[Items from a figure collection]
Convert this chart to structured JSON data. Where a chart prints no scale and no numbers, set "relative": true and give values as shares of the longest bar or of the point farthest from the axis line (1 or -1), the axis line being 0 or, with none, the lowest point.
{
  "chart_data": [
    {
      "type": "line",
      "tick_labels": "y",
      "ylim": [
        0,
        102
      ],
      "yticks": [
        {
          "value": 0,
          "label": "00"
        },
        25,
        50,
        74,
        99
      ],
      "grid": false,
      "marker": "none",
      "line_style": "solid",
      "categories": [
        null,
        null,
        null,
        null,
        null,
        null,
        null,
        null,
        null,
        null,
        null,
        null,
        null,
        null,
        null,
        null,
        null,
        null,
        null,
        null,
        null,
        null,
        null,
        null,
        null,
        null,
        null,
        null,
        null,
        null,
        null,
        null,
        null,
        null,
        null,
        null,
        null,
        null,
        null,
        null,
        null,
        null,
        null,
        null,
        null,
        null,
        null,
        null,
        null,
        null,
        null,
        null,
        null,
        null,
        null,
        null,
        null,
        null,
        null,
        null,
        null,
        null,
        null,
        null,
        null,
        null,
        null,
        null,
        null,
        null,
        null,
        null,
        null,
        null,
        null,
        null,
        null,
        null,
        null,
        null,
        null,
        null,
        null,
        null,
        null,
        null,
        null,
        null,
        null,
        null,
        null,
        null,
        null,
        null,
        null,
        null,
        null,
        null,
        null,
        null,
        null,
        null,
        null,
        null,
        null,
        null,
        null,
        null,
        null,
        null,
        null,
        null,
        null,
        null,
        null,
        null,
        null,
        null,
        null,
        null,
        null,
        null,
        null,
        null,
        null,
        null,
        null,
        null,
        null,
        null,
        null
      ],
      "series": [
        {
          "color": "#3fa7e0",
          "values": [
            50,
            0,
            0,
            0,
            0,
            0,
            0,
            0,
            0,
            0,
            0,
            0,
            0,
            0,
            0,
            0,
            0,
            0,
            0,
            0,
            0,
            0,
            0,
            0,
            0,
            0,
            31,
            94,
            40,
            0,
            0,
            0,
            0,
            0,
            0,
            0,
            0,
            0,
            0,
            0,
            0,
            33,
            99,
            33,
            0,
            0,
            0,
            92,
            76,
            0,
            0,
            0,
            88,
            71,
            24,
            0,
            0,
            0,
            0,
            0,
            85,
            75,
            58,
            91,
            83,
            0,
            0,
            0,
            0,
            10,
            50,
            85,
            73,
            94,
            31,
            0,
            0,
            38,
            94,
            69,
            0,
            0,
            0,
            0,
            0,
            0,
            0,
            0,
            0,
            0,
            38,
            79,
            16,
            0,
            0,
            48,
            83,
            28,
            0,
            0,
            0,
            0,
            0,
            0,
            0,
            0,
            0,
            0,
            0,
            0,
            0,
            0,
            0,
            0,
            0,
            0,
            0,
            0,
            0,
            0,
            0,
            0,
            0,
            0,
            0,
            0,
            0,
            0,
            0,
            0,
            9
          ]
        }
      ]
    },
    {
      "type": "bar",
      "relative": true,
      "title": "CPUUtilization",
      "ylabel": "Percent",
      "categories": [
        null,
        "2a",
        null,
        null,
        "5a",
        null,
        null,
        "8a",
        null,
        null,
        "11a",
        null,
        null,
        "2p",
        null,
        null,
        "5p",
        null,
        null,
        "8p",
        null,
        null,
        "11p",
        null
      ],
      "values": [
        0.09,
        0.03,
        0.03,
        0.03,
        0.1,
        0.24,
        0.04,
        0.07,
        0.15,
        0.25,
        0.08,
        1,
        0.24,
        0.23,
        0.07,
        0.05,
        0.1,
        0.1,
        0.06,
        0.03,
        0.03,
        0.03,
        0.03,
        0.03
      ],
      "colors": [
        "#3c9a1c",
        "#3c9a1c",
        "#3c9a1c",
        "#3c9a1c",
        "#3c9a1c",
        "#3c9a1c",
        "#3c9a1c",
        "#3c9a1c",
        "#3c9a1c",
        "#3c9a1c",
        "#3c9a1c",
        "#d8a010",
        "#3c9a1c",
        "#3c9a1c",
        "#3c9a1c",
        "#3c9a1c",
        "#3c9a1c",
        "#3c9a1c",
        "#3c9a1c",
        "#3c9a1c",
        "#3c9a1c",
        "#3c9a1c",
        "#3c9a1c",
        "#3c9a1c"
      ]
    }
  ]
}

Exercise task: Repeat the records above exactly.

Task solution:
Convert this chart to structured JSON data. Where a chart prints no scale and no numbers, set "relative": true and give values as shares of the longest bar or of the point farthest from the axis line (1 or -1), the axis line being 0 or, with none, the lowest point.
{
  "chart_data": [
    {
      "type": "line",
      "tick_labels": "y",
      "ylim": [
        0,
        102
      ],
      "yticks": [
        {
          "value": 0,
          "label": "00"
        },
        25,
        50,
        74,
        99
      ],
      "grid": false,
      "marker": "none",
      "line_style": "solid",
      "categories": [
        null,
        null,
        null,
        null,
        null,
        null,
        null,
        null,
        null,
        null,
        null,
        null,
        null,
        null,
        null,
        null,
        null,
        null,
        null,
        null,
        null,
        null,
        null,
        null,
        null,
        null,
        null,
        null,
        null,
        null,
        null,
        null,
        null,
        null,
        null,
        null,
        null,
        null,
        null,
        null,
        null,
        null,
        null,
        null,
        null,
        null,
        null,
        null,
        null,
        null,
        null,
        null,
        null,
        null,
        null,
        null,
        null,
        null,
        null,
        null,
        null,
        null,
        null,
        null,
        null,
        null,
        null,
        null,
        null,
        null,
        null,
        null,
        null,
        null,
        null,
        null,
        null,
        null,
        null,
        null,
        null,
        null,
        null,
        null,
        null,
        null,
        null,
        null,
        null,
        null,
        null,
        null,
        null,
        null,
        null,
        null,
        null,
        null,
        null,
        null,
        null,
        null,
        null,
        null,
        null,
        null,
        null,
        null,
        null,
        null,
        null,
        null,
        null,
        null,
        null,
        null,
        null,
        null,
        null,
        null,
        null,
        null,
        null,
        null,
        null,
        null,
        null,
        null,
        null,
        null,
        null
      ],
      "series": [
        {
          "color": "#3fa7e0",
          "values": [
            50,
            0,
            0,
            0,
            0,
            0,
            0,
            0,
            0,
            0,
            0,
            0,
            0,
            0,
            0,
            0,
            0,
            0,
            0,
            0,
            0,
            0,
            0,
            0,
            0,
            0,
            31,
            94,
            40,
            0,
            0,
            0,
            0,
            0,
            0,
            0,
            0,
            0,
            0,
            0,
            0,
            33,
            99,
            33,
            0,
            0,
            0,
            92,
            76,
            0,
            0,
            0,
            88,
            71,
            24,
            0,
            0,
            0,
            0,
            0,
            85,
            75,
            58,
            91,
            83,
            0,
            0,
            0,
            0,
            10,
            50,
            85,
            73,
            94,
            31,
            0,
            0,
            38,
            94,
            69,
            0,
            0,
            0,
            0,
            0,
            0,
            0,
            0,
            0,
            0,
            38,
            79,
            16,
            0,
            0,
            48,
            83,
            28,
            0,
            0,
            0,
            0,
            0,
            0,
            0,
            0,
            0,
            0,
            0,
            0,
            0,
            0,
            0,
            0,
            0,
            0,
            0,
            0,
            0,
            0,
            0,
            0,
            0,
            0,
            0,
            0,
            0,
            0,
            0,
            0,
            9
          ]
        }
      ]
    },
    {
      "type": "bar",
      "relative": true,
      "title": "CPUUtilization",
      "ylabel": "Percent",
      "categories": [
        null,
        "2a",
        null,
        null,
        "5a",
        null,
        null,
        "8a",
        null,
        null,
        "11a",
        null,
        null,
        "2p",
        null,
        null,
        "5p",
        null,
        null,
        "8p",
        null,
        null,
        "11p",
        null
      ],
      "values": [
        0.09,
        0.03,
        0.03,
        0.03,
        0.1,
        0.24,
        0.04,
        0.07,
        0.15,
        0.25,
        0.08,
        1,
        0.24,
        0.23,
        0.07,
        0.05,
        0.1,
        0.1,
        0.06,
        0.03,
        0.03,
        0.03,
        0.03,
        0.03
      ],
      "colors": [
        "#3c9a1c",
        "#3c9a1c",
        "#3c9a1c",
        "#3c9a1c",
        "#3c9a1c",
        "#3c9a1c",
        "#3c9a1c",
        "#3c9a1c",
        "#3c9a1c",
        "#3c9a1c",
        "#3c9a1c",
        "#d8a010",
        "#3c9a1c",
        "#3c9a1c",
        "#3c9a1c",
        "#3c9a1c",
        "#3c9a1c",
        "#3c9a1c",
        "#3c9a1c",
        "#3c9a1c",
        "#3c9a1c",
        "#3c9a1c",
        "#3c9a1c",
        "#3c9a1c"
      ]
    }
  ]
}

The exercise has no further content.